(WRITTEN PROBLEM)
Write out all records as given; omit images.

START RECORDS TO PROCESS

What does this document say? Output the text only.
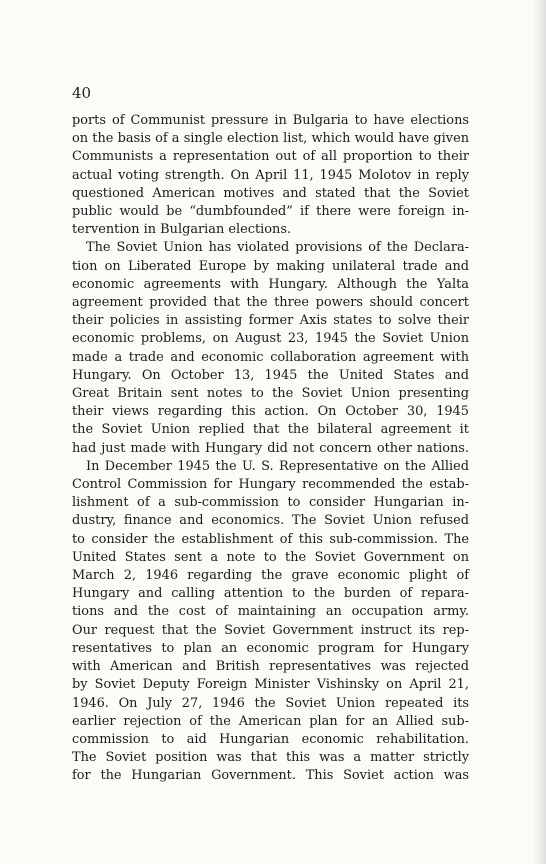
40

ports of Communist pressure in Bulgaria to have elections

on the basis of a single election list, which would have given

Communists a representation out of all proportion to their

actual voting strength. On April 11, 1945 Molotov in reply

questioned American motives and stated that the Soviet

public would be “dumbfounded” if there were foreign in-

tervention in Bulgarian elections.

The Soviet Union has violated provisions of the Declara-

tion on Liberated Europe by making unilateral trade and

economic agreements with Hungary. Although the Yalta

agreement provided that the three powers should concert

their policies in assisting former Axis states to solve their

economic problems, on August 23, 1945 the Soviet Union

made a trade and economic collaboration agreement with

Hungary. On October 13, 1945 the United States and

Great Britain sent notes to the Soviet Union presenting

their views regarding this action. On October 30, 1945

the Soviet Union replied that the bilateral agreement it

had just made with Hungary did not concern other nations.

In December 1945 the U. S. Representative on the Allied

Control Commission for Hungary recommended the estab-

lishment of a sub-commission to consider Hungarian in-

dustry, finance and economics. The Soviet Union refused

to consider the establishment of this sub-commission. The

United States sent a note to the Soviet Government on

March 2, 1946 regarding the grave economic plight of

Hungary and calling attention to the burden of repara-

tions and the cost of maintaining an occupation army.

Our request that the Soviet Government instruct its rep-

resentatives to plan an economic program for Hungary

with American and British representatives was rejected

by Soviet Deputy Foreign Minister Vishinsky on April 21,

1946. On July 27, 1946 the Soviet Union repeated its

earlier rejection of the American plan for an Allied sub-

commission to aid Hungarian economic rehabilitation.

The Soviet position was that this was a matter strictly

for the Hungarian Government. This Soviet action was
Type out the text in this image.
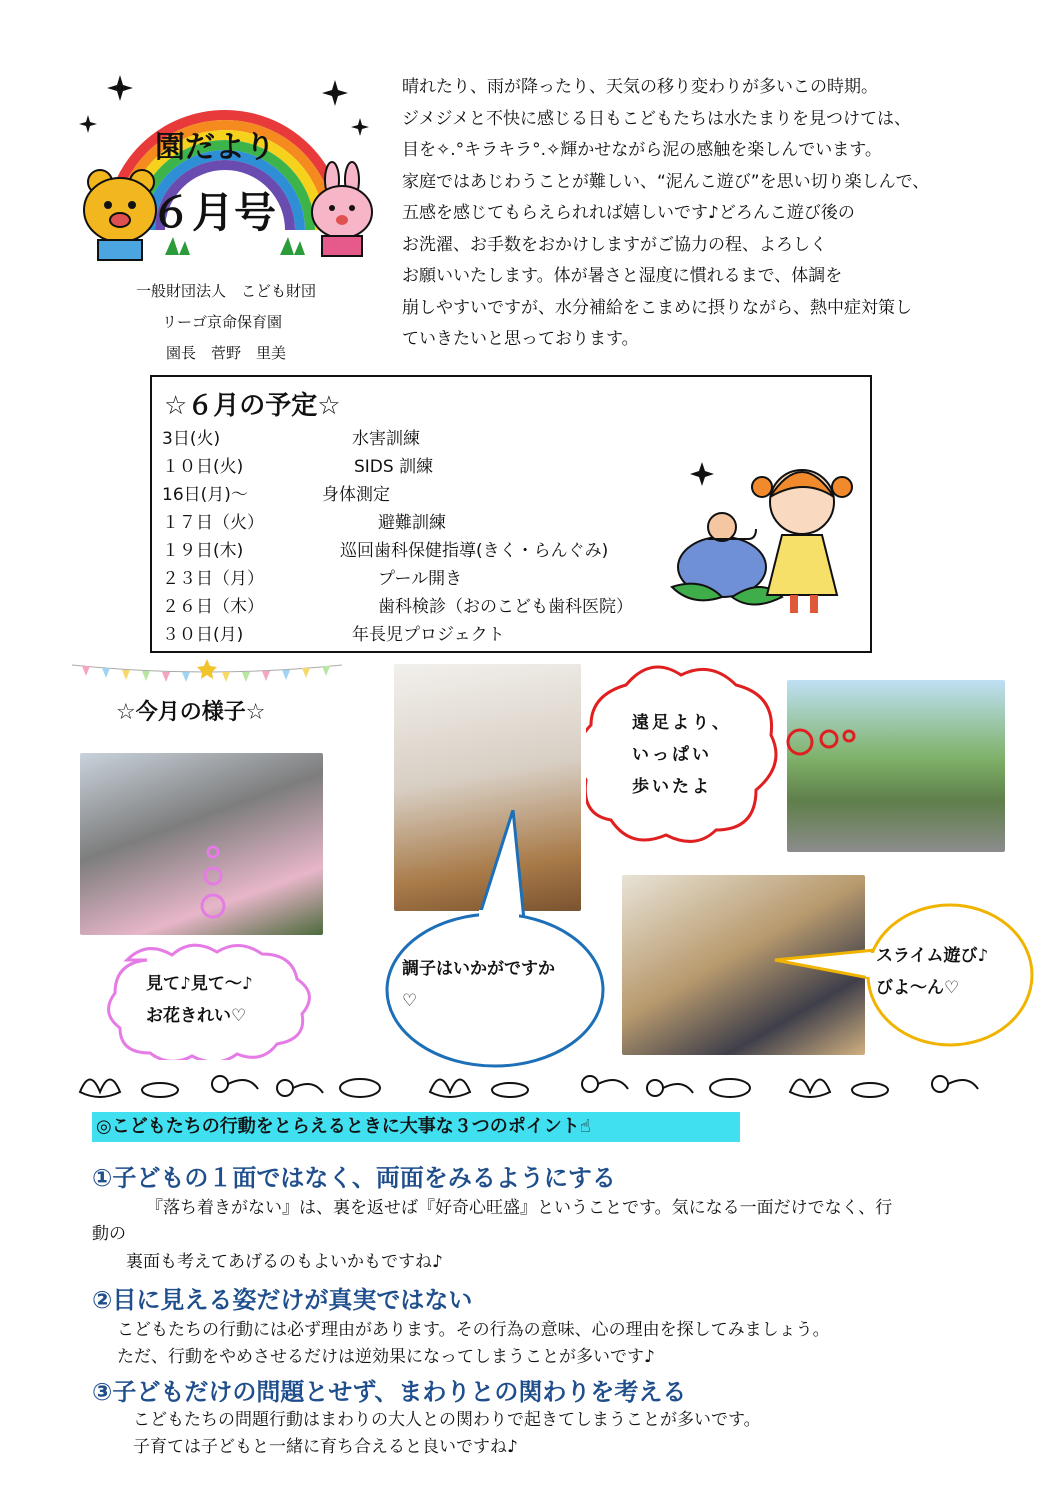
園だより
６月号
一般財団法人　こども財団
リーゴ京命保育園
園長　菅野　里美

晴れたり、雨が降ったり、天気の移り変わりが多いこの時期。

ジメジメと不快に感じる日もこどもたちは水たまりを見つけては、

目を✧.°キラキラ°.✧輝かせながら泥の感触を楽しんでいます。

家庭ではあじわうことが難しい、“泥んこ遊び”を思い切り楽しんで、

五感を感じてもらえられれば嬉しいです♪どろんこ遊び後の

お洗濯、お手数をおかけしますがご協力の程、よろしく

お願いいたします。体が暑さと湿度に慣れるまで、体調を

崩しやすいですが、水分補給をこまめに摂りながら、熱中症対策し

ていきたいと思っております。

☆６月の予定☆
3日(火)	水害訓練
１０日(火)	SIDS 訓練
16日(月)～	身体測定
１７日（火）	避難訓練
１９日(木)	巡回歯科保健指導(きく・らんぐみ)
２３日（月）	プール開き
２６日（木）	歯科検診（おのこども歯科医院）
３０日(月)	年長児プロジェクト
☆今月の様子☆
見て♪見て～♪
お花きれい♡
調子はいかがですか
♡
遠足より、
いっぱい
歩いたよ
スライム遊び♪
びよ～ん♡
◎こどもたちの行動をとらえるときに大事な３つのポイント☝
①子どもの１面ではなく、両面をみるようにする
『落ち着きがない』は、裏を返せば『好奇心旺盛』ということです。気になる一面だけでなく、行
動の
裏面も考えてあげるのもよいかもですね♪
②目に見える姿だけが真実ではない
こどもたちの行動には必ず理由があります。その行為の意味、心の理由を探してみましょう。
ただ、行動をやめさせるだけは逆効果になってしまうことが多いです♪
③子どもだけの問題とせず、まわりとの関わりを考える
こどもたちの問題行動はまわりの大人との関わりで起きてしまうことが多いです。
子育ては子どもと一緒に育ち合えると良いですね♪
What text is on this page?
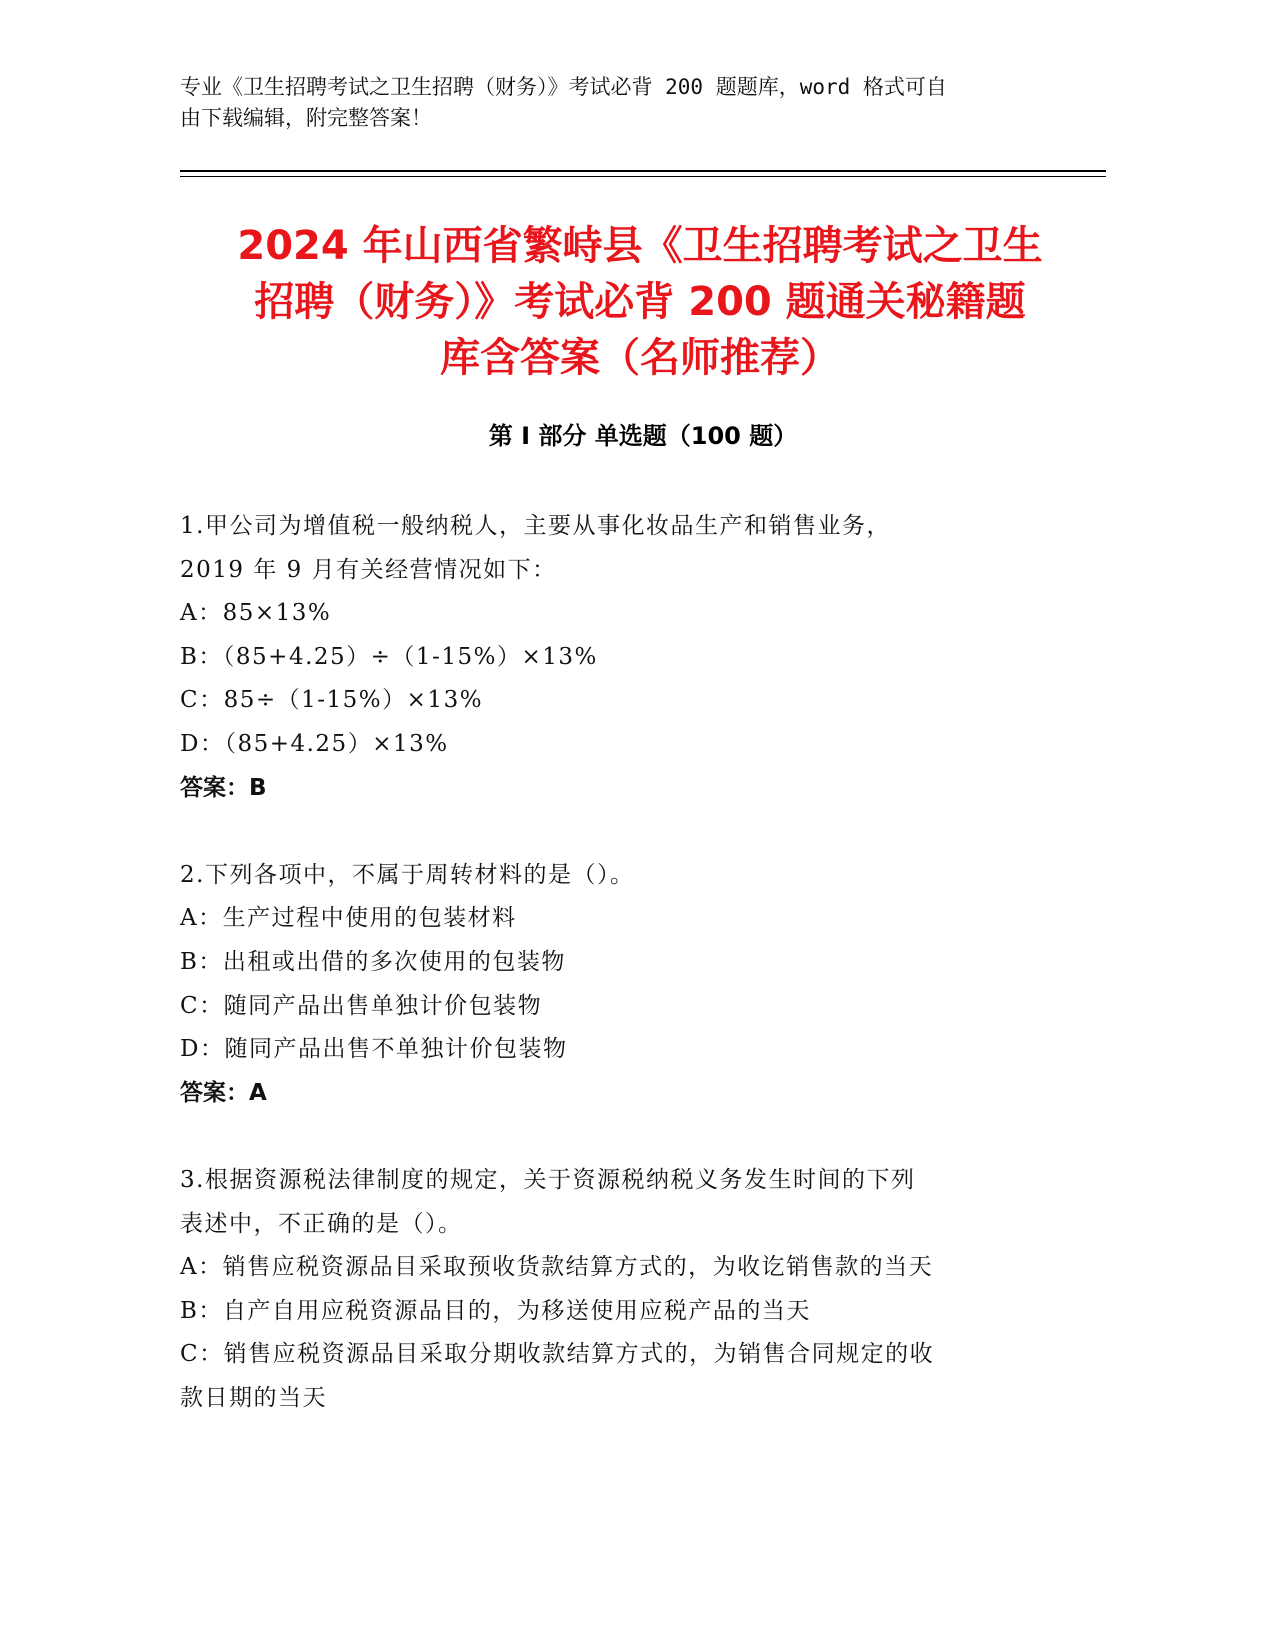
专业《卫生招聘考试之卫生招聘（财务）》考试必背 200 题题库，word 格式可自
由下载编辑，附完整答案！
2024 年山西省繁峙县《卫生招聘考试之卫生
招聘（财务）》考试必背 200 题通关秘籍题
库含答案（名师推荐）
第 I 部分 单选题（100 题）
1.甲公司为增值税一般纳税人，主要从事化妆品生产和销售业务，
2019 年 9 月有关经营情况如下：
A：85×13%
B：（85+4.25）÷（1-15%）×13%
C：85÷（1-15%）×13%
D：（85+4.25）×13%
答案：B
2.下列各项中，不属于周转材料的是（）。
A：生产过程中使用的包装材料
B：出租或出借的多次使用的包装物
C：随同产品出售单独计价包装物
D：随同产品出售不单独计价包装物
答案：A
3.根据资源税法律制度的规定，关于资源税纳税义务发生时间的下列
表述中，不正确的是（）。
A：销售应税资源品目采取预收货款结算方式的，为收讫销售款的当天
B：自产自用应税资源品目的，为移送使用应税产品的当天
C：销售应税资源品目采取分期收款结算方式的，为销售合同规定的收
款日期的当天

END RECORDS TO PROCESS

(REPLY TO THE TASK)
What does this document say? Output the text only.
40

ports of Communist pressure in Bulgaria to have elections

on the basis of a single election list, which would have given

Communists a representation out of all proportion to their

actual voting strength. On April 11, 1945 Molotov in reply

questioned American motives and stated that the Soviet

public would be “dumbfounded” if there were foreign in-

tervention in Bulgarian elections.

The Soviet Union has violated provisions of the Declara-

tion on Liberated Europe by making unilateral trade and

economic agreements with Hungary. Although the Yalta

agreement provided that the three powers should concert

their policies in assisting former Axis states to solve their

economic problems, on August 23, 1945 the Soviet Union

made a trade and economic collaboration agreement with

Hungary. On October 13, 1945 the United States and

Great Britain sent notes to the Soviet Union presenting

their views regarding this action. On October 30, 1945

the Soviet Union replied that the bilateral agreement it

had just made with Hungary did not concern other nations.

In December 1945 the U. S. Representative on the Allied

Control Commission for Hungary recommended the estab-

lishment of a sub-commission to consider Hungarian in-

dustry, finance and economics. The Soviet Union refused

to consider the establishment of this sub-commission. The

United States sent a note to the Soviet Government on

March 2, 1946 regarding the grave economic plight of

Hungary and calling attention to the burden of repara-

tions and the cost of maintaining an occupation army.

Our request that the Soviet Government instruct its rep-

resentatives to plan an economic program for Hungary

with American and British representatives was rejected

by Soviet Deputy Foreign Minister Vishinsky on April 21,

1946. On July 27, 1946 the Soviet Union repeated its

earlier rejection of the American plan for an Allied sub-

commission to aid Hungarian economic rehabilitation.

The Soviet position was that this was a matter strictly

for the Hungarian Government. This Soviet action was
Type out the text in this image.
園だより
６月号
一般財団法人　こども財団
リーゴ京命保育園
園長　菅野　里美

晴れたり、雨が降ったり、天気の移り変わりが多いこの時期。

ジメジメと不快に感じる日もこどもたちは水たまりを見つけては、

目を✧.°キラキラ°.✧輝かせながら泥の感触を楽しんでいます。

家庭ではあじわうことが難しい、“泥んこ遊び”を思い切り楽しんで、

五感を感じてもらえられれば嬉しいです♪どろんこ遊び後の

お洗濯、お手数をおかけしますがご協力の程、よろしく

お願いいたします。体が暑さと湿度に慣れるまで、体調を

崩しやすいですが、水分補給をこまめに摂りながら、熱中症対策し

ていきたいと思っております。

☆６月の予定☆
3日(火)	水害訓練
１０日(火)	SIDS 訓練
16日(月)～	身体測定
１７日（火）	避難訓練
１９日(木)	巡回歯科保健指導(きく・らんぐみ)
２３日（月）	プール開き
２６日（木）	歯科検診（おのこども歯科医院）
３０日(月)	年長児プロジェクト
☆今月の様子☆
見て♪見て～♪
お花きれい♡
調子はいかがですか
♡
遠足より、
いっぱい
歩いたよ
スライム遊び♪
びよ～ん♡
◎こどもたちの行動をとらえるときに大事な３つのポイント☝
①子どもの１面ではなく、両面をみるようにする
『落ち着きがない』は、裏を返せば『好奇心旺盛』ということです。気になる一面だけでなく、行
動の
裏面も考えてあげるのもよいかもですね♪
②目に見える姿だけが真実ではない
こどもたちの行動には必ず理由があります。その行為の意味、心の理由を探してみましょう。
ただ、行動をやめさせるだけは逆効果になってしまうことが多いです♪
③子どもだけの問題とせず、まわりとの関わりを考える
こどもたちの問題行動はまわりの大人との関わりで起きてしまうことが多いです。
子育ては子どもと一緒に育ち合えると良いですね♪
What text is on this page?
专业《卫生招聘考试之卫生招聘（财务）》考试必背 200 题题库，word 格式可自
由下载编辑，附完整答案！
2024 年山西省繁峙县《卫生招聘考试之卫生
招聘（财务）》考试必背 200 题通关秘籍题
库含答案（名师推荐）
第 I 部分 单选题（100 题）
1.甲公司为增值税一般纳税人，主要从事化妆品生产和销售业务，
2019 年 9 月有关经营情况如下：
A：85×13%
B：（85+4.25）÷（1-15%）×13%
C：85÷（1-15%）×13%
D：（85+4.25）×13%
答案：B
2.下列各项中，不属于周转材料的是（）。
A：生产过程中使用的包装材料
B：出租或出借的多次使用的包装物
C：随同产品出售单独计价包装物
D：随同产品出售不单独计价包装物
答案：A
3.根据资源税法律制度的规定，关于资源税纳税义务发生时间的下列
表述中，不正确的是（）。
A：销售应税资源品目采取预收货款结算方式的，为收讫销售款的当天
B：自产自用应税资源品目的，为移送使用应税产品的当天
C：销售应税资源品目采取分期收款结算方式的，为销售合同规定的收
款日期的当天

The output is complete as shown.